* [Given task] An exact copy of every record is needed.

* [Available data]

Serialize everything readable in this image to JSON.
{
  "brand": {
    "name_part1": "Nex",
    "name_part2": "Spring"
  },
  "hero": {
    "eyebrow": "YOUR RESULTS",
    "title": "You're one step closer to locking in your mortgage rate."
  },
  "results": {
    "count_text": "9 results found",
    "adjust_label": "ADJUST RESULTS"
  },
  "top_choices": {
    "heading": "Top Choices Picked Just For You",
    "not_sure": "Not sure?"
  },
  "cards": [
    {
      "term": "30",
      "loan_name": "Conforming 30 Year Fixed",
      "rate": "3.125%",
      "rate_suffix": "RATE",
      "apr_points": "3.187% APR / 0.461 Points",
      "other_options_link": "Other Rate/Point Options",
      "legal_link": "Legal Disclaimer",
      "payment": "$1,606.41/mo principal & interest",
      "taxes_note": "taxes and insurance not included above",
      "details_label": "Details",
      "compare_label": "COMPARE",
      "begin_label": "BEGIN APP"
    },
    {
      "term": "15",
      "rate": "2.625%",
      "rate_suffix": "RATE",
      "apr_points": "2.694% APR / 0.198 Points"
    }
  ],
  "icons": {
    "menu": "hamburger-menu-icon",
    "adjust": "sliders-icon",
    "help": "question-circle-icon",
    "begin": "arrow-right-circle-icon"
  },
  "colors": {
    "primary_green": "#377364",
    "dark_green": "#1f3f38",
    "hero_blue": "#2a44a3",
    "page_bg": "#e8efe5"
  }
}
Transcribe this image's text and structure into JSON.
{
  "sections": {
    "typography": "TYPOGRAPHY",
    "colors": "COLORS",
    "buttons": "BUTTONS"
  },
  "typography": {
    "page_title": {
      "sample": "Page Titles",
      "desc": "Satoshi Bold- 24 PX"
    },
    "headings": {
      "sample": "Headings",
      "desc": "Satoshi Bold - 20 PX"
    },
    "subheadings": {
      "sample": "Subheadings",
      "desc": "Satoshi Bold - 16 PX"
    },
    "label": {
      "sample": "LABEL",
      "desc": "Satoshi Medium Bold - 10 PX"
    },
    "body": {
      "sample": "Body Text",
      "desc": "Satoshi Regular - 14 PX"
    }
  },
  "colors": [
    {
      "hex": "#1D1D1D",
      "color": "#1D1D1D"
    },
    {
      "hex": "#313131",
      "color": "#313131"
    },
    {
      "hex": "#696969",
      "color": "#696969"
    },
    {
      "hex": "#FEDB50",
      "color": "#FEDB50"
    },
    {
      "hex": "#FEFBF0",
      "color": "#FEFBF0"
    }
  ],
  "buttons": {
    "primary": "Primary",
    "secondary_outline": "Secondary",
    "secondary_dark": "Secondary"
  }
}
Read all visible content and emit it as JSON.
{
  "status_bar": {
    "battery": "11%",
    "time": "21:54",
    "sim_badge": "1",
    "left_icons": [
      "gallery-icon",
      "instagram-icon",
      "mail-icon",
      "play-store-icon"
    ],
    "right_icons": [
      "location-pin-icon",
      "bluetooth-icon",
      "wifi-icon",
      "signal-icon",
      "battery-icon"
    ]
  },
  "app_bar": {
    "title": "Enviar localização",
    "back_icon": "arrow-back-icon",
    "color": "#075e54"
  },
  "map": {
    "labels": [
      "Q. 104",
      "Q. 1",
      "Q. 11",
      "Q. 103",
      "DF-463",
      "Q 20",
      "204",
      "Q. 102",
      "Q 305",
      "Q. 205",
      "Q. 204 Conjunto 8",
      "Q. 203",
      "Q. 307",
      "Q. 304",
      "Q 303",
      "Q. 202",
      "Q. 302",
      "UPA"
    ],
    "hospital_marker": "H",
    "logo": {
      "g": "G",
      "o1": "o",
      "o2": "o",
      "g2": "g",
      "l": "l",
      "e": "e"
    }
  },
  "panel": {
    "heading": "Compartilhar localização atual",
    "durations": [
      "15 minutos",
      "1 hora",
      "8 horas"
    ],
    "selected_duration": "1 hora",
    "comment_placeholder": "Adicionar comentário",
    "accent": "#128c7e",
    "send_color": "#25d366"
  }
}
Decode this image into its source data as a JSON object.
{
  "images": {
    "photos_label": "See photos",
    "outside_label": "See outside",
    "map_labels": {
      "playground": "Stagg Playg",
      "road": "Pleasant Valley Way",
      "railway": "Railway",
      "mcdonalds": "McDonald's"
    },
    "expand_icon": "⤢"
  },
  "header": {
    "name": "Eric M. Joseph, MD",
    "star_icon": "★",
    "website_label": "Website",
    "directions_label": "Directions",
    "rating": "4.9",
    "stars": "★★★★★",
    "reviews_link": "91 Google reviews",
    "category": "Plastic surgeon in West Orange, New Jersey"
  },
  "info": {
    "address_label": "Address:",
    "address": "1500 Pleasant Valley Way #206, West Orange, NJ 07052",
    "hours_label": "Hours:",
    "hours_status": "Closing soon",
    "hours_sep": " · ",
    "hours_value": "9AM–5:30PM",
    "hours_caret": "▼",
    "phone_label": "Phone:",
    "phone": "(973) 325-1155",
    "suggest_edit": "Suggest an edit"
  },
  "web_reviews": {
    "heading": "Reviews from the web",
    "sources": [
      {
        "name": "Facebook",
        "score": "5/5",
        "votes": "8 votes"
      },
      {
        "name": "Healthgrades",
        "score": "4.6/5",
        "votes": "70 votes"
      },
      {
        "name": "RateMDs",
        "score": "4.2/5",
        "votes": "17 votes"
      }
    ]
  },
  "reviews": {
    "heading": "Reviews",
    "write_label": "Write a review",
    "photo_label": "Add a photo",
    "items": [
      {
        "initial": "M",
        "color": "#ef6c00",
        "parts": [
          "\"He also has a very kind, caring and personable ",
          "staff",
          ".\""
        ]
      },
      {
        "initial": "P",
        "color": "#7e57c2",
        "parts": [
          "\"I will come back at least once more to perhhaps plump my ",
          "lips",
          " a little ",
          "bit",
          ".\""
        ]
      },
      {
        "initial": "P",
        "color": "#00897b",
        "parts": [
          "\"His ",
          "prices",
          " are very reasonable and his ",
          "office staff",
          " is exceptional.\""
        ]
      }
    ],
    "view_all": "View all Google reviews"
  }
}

* [Written solution]
Serialize everything readable in this image to JSON.
{
  "brand": {
    "name_part1": "Nex",
    "name_part2": "Spring"
  },
  "hero": {
    "eyebrow": "YOUR RESULTS",
    "title": "You're one step closer to locking in your mortgage rate."
  },
  "results": {
    "count_text": "9 results found",
    "adjust_label": "ADJUST RESULTS"
  },
  "top_choices": {
    "heading": "Top Choices Picked Just For You",
    "not_sure": "Not sure?"
  },
  "cards": [
    {
      "term": "30",
      "loan_name": "Conforming 30 Year Fixed",
      "rate": "3.125%",
      "rate_suffix": "RATE",
      "apr_points": "3.187% APR / 0.461 Points",
      "other_options_link": "Other Rate/Point Options",
      "legal_link": "Legal Disclaimer",
      "payment": "$1,606.41/mo principal & interest",
      "taxes_note": "taxes and insurance not included above",
      "details_label": "Details",
      "compare_label": "COMPARE",
      "begin_label": "BEGIN APP"
    },
    {
      "term": "15",
      "rate": "2.625%",
      "rate_suffix": "RATE",
      "apr_points": "2.694% APR / 0.198 Points"
    }
  ],
  "icons": {
    "menu": "hamburger-menu-icon",
    "adjust": "sliders-icon",
    "help": "question-circle-icon",
    "begin": "arrow-right-circle-icon"
  },
  "colors": {
    "primary_green": "#377364",
    "dark_green": "#1f3f38",
    "hero_blue": "#2a44a3",
    "page_bg": "#e8efe5"
  }
}
Transcribe this image's text and structure into JSON.
{
  "sections": {
    "typography": "TYPOGRAPHY",
    "colors": "COLORS",
    "buttons": "BUTTONS"
  },
  "typography": {
    "page_title": {
      "sample": "Page Titles",
      "desc": "Satoshi Bold- 24 PX"
    },
    "headings": {
      "sample": "Headings",
      "desc": "Satoshi Bold - 20 PX"
    },
    "subheadings": {
      "sample": "Subheadings",
      "desc": "Satoshi Bold - 16 PX"
    },
    "label": {
      "sample": "LABEL",
      "desc": "Satoshi Medium Bold - 10 PX"
    },
    "body": {
      "sample": "Body Text",
      "desc": "Satoshi Regular - 14 PX"
    }
  },
  "colors": [
    {
      "hex": "#1D1D1D",
      "color": "#1D1D1D"
    },
    {
      "hex": "#313131",
      "color": "#313131"
    },
    {
      "hex": "#696969",
      "color": "#696969"
    },
    {
      "hex": "#FEDB50",
      "color": "#FEDB50"
    },
    {
      "hex": "#FEFBF0",
      "color": "#FEFBF0"
    }
  ],
  "buttons": {
    "primary": "Primary",
    "secondary_outline": "Secondary",
    "secondary_dark": "Secondary"
  }
}
Read all visible content and emit it as JSON.
{
  "status_bar": {
    "battery": "11%",
    "time": "21:54",
    "sim_badge": "1",
    "left_icons": [
      "gallery-icon",
      "instagram-icon",
      "mail-icon",
      "play-store-icon"
    ],
    "right_icons": [
      "location-pin-icon",
      "bluetooth-icon",
      "wifi-icon",
      "signal-icon",
      "battery-icon"
    ]
  },
  "app_bar": {
    "title": "Enviar localização",
    "back_icon": "arrow-back-icon",
    "color": "#075e54"
  },
  "map": {
    "labels": [
      "Q. 104",
      "Q. 1",
      "Q. 11",
      "Q. 103",
      "DF-463",
      "Q 20",
      "204",
      "Q. 102",
      "Q 305",
      "Q. 205",
      "Q. 204 Conjunto 8",
      "Q. 203",
      "Q. 307",
      "Q. 304",
      "Q 303",
      "Q. 202",
      "Q. 302",
      "UPA"
    ],
    "hospital_marker": "H",
    "logo": {
      "g": "G",
      "o1": "o",
      "o2": "o",
      "g2": "g",
      "l": "l",
      "e": "e"
    }
  },
  "panel": {
    "heading": "Compartilhar localização atual",
    "durations": [
      "15 minutos",
      "1 hora",
      "8 horas"
    ],
    "selected_duration": "1 hora",
    "comment_placeholder": "Adicionar comentário",
    "accent": "#128c7e",
    "send_color": "#25d366"
  }
}
Decode this image into its source data as a JSON object.
{
  "images": {
    "photos_label": "See photos",
    "outside_label": "See outside",
    "map_labels": {
      "playground": "Stagg Playg",
      "road": "Pleasant Valley Way",
      "railway": "Railway",
      "mcdonalds": "McDonald's"
    },
    "expand_icon": "⤢"
  },
  "header": {
    "name": "Eric M. Joseph, MD",
    "star_icon": "★",
    "website_label": "Website",
    "directions_label": "Directions",
    "rating": "4.9",
    "stars": "★★★★★",
    "reviews_link": "91 Google reviews",
    "category": "Plastic surgeon in West Orange, New Jersey"
  },
  "info": {
    "address_label": "Address:",
    "address": "1500 Pleasant Valley Way #206, West Orange, NJ 07052",
    "hours_label": "Hours:",
    "hours_status": "Closing soon",
    "hours_sep": " · ",
    "hours_value": "9AM–5:30PM",
    "hours_caret": "▼",
    "phone_label": "Phone:",
    "phone": "(973) 325-1155",
    "suggest_edit": "Suggest an edit"
  },
  "web_reviews": {
    "heading": "Reviews from the web",
    "sources": [
      {
        "name": "Facebook",
        "score": "5/5",
        "votes": "8 votes"
      },
      {
        "name": "Healthgrades",
        "score": "4.6/5",
        "votes": "70 votes"
      },
      {
        "name": "RateMDs",
        "score": "4.2/5",
        "votes": "17 votes"
      }
    ]
  },
  "reviews": {
    "heading": "Reviews",
    "write_label": "Write a review",
    "photo_label": "Add a photo",
    "items": [
      {
        "initial": "M",
        "color": "#ef6c00",
        "parts": [
          "\"He also has a very kind, caring and personable ",
          "staff",
          ".\""
        ]
      },
      {
        "initial": "P",
        "color": "#7e57c2",
        "parts": [
          "\"I will come back at least once more to perhhaps plump my ",
          "lips",
          " a little ",
          "bit",
          ".\""
        ]
      },
      {
        "initial": "P",
        "color": "#00897b",
        "parts": [
          "\"His ",
          "prices",
          " are very reasonable and his ",
          "office staff",
          " is exceptional.\""
        ]
      }
    ],
    "view_all": "View all Google reviews"
  }
}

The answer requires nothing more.